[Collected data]
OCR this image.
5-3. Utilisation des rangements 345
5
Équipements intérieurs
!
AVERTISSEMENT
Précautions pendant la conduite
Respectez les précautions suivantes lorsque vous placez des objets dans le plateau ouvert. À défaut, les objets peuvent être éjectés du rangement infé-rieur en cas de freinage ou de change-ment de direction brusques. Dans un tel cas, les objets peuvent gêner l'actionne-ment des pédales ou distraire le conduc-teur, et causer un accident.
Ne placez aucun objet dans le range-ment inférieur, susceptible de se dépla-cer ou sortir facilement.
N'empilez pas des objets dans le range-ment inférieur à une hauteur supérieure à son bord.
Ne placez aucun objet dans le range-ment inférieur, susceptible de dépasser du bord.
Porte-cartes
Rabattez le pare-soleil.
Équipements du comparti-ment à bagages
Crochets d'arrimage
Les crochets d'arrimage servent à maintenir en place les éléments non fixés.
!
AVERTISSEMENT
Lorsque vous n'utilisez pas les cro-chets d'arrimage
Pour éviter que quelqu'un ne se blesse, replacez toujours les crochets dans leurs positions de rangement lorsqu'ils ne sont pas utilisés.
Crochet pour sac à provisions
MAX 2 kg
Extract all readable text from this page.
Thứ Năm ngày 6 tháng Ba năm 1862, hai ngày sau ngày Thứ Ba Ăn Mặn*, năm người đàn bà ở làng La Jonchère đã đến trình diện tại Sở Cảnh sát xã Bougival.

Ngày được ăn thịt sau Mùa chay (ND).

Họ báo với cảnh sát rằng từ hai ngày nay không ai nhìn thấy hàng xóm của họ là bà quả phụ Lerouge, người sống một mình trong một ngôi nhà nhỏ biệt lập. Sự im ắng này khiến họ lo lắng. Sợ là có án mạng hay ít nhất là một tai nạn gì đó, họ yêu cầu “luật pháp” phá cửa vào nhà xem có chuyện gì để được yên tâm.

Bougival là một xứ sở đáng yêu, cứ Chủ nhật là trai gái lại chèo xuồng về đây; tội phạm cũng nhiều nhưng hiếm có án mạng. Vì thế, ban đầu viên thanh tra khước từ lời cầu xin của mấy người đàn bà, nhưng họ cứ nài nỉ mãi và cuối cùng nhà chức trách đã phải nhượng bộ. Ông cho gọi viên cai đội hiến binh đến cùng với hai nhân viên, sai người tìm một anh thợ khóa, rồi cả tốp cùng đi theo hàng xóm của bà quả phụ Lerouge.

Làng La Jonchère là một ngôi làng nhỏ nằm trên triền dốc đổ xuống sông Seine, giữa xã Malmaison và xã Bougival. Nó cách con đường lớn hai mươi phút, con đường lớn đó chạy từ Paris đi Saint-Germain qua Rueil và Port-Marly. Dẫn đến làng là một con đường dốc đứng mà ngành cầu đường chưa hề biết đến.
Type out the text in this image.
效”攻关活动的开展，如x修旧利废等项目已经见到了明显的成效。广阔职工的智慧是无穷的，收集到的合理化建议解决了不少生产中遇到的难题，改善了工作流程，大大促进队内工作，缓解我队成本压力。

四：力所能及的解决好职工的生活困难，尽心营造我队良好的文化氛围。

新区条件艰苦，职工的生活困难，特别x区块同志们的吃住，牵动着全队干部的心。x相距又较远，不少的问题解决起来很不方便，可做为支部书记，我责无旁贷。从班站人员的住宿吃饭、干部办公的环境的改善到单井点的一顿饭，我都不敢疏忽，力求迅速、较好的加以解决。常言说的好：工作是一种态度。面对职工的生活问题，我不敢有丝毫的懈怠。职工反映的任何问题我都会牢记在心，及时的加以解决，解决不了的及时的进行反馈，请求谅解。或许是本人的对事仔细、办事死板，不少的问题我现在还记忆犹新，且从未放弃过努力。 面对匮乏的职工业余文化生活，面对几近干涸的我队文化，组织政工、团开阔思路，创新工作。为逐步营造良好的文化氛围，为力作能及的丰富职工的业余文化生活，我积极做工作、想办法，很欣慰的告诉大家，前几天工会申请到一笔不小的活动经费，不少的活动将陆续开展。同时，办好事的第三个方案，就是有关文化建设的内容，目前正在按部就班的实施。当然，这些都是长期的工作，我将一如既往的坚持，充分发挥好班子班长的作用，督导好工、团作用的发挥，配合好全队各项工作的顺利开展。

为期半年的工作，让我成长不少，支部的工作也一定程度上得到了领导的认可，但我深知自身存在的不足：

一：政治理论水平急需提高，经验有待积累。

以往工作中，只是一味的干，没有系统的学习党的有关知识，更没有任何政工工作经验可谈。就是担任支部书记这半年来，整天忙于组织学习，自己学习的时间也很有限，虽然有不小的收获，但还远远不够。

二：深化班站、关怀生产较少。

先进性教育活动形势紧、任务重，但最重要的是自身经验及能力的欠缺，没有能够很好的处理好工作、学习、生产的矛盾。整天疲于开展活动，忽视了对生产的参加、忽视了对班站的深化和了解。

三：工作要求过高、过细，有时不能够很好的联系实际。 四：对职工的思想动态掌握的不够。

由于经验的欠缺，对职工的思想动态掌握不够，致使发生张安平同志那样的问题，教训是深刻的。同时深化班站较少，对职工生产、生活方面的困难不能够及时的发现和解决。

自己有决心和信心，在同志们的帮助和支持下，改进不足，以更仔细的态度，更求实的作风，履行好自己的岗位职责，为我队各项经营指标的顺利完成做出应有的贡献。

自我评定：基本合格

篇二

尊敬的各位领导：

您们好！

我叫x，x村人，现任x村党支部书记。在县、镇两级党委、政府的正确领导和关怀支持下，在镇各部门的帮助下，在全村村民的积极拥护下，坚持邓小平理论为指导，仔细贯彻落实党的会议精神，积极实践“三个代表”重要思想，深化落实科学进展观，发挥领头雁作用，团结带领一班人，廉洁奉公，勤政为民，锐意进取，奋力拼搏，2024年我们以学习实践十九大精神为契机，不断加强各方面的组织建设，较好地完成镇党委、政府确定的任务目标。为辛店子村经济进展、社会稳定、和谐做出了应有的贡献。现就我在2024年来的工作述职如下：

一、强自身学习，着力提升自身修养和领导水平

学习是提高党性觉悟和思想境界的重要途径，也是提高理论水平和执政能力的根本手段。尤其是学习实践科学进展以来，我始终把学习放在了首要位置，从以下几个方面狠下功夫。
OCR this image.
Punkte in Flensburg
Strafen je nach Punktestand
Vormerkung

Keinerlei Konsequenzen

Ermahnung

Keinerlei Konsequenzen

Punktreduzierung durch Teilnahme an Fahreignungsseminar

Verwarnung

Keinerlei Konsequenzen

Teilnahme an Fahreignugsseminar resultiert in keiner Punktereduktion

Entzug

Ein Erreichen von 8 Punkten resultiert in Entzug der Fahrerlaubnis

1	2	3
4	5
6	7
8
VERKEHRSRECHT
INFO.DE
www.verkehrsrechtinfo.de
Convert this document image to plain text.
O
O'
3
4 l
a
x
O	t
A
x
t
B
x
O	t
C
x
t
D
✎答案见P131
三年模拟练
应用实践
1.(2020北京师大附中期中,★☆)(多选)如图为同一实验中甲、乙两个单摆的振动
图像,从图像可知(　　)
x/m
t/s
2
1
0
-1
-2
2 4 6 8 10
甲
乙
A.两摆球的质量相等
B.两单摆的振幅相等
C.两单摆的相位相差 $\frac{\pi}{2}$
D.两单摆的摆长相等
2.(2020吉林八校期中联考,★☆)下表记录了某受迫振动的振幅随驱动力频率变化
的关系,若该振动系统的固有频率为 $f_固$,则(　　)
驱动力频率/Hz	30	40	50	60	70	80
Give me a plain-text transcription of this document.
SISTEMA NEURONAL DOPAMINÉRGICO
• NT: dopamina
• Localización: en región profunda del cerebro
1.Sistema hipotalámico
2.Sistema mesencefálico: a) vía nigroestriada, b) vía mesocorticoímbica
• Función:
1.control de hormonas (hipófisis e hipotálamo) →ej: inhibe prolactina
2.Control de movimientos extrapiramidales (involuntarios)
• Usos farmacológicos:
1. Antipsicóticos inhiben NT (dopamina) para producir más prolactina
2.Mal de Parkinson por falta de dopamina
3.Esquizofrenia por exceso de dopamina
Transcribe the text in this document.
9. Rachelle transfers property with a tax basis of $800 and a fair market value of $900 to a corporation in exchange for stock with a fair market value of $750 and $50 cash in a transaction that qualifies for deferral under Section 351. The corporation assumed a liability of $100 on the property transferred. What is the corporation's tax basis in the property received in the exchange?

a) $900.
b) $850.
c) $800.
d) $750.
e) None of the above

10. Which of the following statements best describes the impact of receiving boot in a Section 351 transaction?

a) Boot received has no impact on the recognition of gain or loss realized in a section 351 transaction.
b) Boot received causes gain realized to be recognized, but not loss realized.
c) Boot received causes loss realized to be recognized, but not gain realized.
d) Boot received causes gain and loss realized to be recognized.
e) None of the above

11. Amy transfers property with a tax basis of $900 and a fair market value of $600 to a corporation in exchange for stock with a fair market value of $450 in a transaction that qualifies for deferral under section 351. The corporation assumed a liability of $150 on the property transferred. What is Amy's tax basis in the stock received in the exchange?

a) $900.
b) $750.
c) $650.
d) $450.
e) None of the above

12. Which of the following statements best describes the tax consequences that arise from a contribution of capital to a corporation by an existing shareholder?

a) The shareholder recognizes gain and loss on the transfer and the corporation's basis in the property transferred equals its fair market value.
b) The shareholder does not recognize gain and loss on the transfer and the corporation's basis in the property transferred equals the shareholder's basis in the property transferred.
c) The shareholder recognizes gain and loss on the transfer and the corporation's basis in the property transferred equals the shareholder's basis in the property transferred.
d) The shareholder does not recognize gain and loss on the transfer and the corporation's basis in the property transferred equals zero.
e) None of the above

Task instructions:
Of the lines above, how many hold the word "does"? Say the number alone.

Answer to the problem:
2